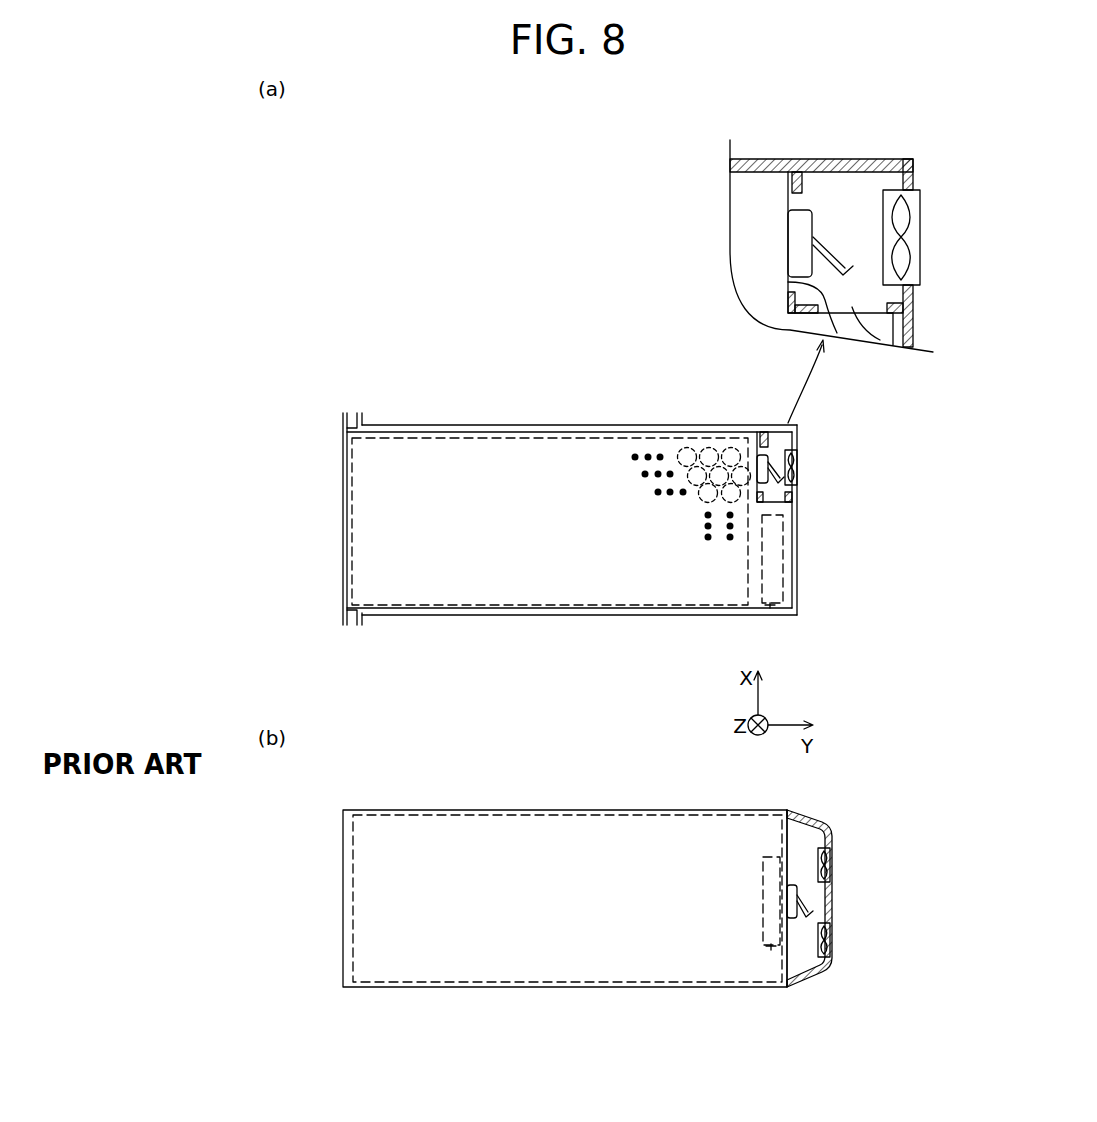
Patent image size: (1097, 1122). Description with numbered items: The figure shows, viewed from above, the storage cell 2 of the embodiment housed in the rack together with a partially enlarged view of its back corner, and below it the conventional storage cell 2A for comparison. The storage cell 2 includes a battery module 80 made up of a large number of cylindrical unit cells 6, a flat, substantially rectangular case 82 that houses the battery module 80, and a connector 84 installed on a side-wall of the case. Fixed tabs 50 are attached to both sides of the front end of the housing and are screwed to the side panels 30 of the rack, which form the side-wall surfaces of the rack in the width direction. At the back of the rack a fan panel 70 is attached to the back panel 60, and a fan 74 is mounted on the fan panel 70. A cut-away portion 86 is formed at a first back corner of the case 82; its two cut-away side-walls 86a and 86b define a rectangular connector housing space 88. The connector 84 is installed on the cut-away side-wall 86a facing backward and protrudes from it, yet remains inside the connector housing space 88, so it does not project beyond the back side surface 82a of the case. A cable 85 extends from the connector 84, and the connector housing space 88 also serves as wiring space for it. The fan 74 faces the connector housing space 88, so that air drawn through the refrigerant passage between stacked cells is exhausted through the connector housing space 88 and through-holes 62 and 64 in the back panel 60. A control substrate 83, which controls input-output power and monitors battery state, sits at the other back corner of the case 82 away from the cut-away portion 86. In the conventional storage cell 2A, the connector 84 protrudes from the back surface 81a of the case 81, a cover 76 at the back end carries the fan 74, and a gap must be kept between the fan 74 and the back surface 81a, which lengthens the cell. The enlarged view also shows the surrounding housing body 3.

The storage cell 2 is at (334, 496).
The conventional storage cell 2A is at (334, 909).
The housing body 3 is at (742, 204).
The unit cell 6 is at (690, 447).
The side panel 30 is at (553, 425).
The fixed tab 50 is at (343, 418).
The back panel 60 is at (798, 575).
The through-hole 62 is at (773, 430).
The through-hole 64 is at (793, 492).
The fan panel 70 is at (800, 432).
The fan 74 is at (800, 465).
The cover 76 is at (832, 968).
The battery module 80 is at (581, 428).
The case 81 is at (463, 948).
The back surface 81a is at (787, 960).
The case 82 is at (457, 460).
The back side surface 82a is at (798, 545).
The control substrate 83 is at (770, 610).
The connector 84 is at (757, 467).
The cable 85 is at (835, 255).
The cut-away portion 86 is at (800, 207).
The cut-away side-wall 86a is at (826, 320).
The cut-away side-wall 86b is at (862, 313).
The connector housing space 88 is at (790, 443).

▶ **WORK ORDER**:
The records above are to be restated word for word, excluding all pictures.

▶ **RESPONSE TO THIS TASK**:
Patent image size: (1097, 1122). Description with numbered items: The figure shows, viewed from above, the storage cell 2 of the embodiment housed in the rack together with a partially enlarged view of its back corner, and below it the conventional storage cell 2A for comparison. The storage cell 2 includes a battery module 80 made up of a large number of cylindrical unit cells 6, a flat, substantially rectangular case 82 that houses the battery module 80, and a connector 84 installed on a side-wall of the case. Fixed tabs 50 are attached to both sides of the front end of the housing and are screwed to the side panels 30 of the rack, which form the side-wall surfaces of the rack in the width direction. At the back of the rack a fan panel 70 is attached to the back panel 60, and a fan 74 is mounted on the fan panel 70. A cut-away portion 86 is formed at a first back corner of the case 82; its two cut-away side-walls 86a and 86b define a rectangular connector housing space 88. The connector 84 is installed on the cut-away side-wall 86a facing backward and protrudes from it, yet remains inside the connector housing space 88, so it does not project beyond the back side surface 82a of the case. A cable 85 extends from the connector 84, and the connector housing space 88 also serves as wiring space for it. The fan 74 faces the connector housing space 88, so that air drawn through the refrigerant passage between stacked cells is exhausted through the connector housing space 88 and through-holes 62 and 64 in the back panel 60. A control substrate 83, which controls input-output power and monitors battery state, sits at the other back corner of the case 82 away from the cut-away portion 86. In the conventional storage cell 2A, the connector 84 protrudes from the back surface 81a of the case 81, a cover 76 at the back end carries the fan 74, and a gap must be kept between the fan 74 and the back surface 81a, which lengthens the cell. The enlarged view also shows the surrounding housing body 3.

The storage cell 2 is at (334, 496).
The conventional storage cell 2A is at (334, 909).
The housing body 3 is at (742, 204).
The unit cell 6 is at (690, 447).
The side panel 30 is at (553, 425).
The fixed tab 50 is at (343, 418).
The back panel 60 is at (798, 575).
The through-hole 62 is at (773, 430).
The through-hole 64 is at (793, 492).
The fan panel 70 is at (800, 432).
The fan 74 is at (800, 465).
The cover 76 is at (832, 968).
The battery module 80 is at (581, 428).
The case 81 is at (463, 948).
The back surface 81a is at (787, 960).
The case 82 is at (457, 460).
The back side surface 82a is at (798, 545).
The control substrate 83 is at (770, 610).
The connector 84 is at (757, 467).
The cable 85 is at (835, 255).
The cut-away portion 86 is at (800, 207).
The cut-away side-wall 86a is at (826, 320).
The cut-away side-wall 86b is at (862, 313).
The connector housing space 88 is at (790, 443).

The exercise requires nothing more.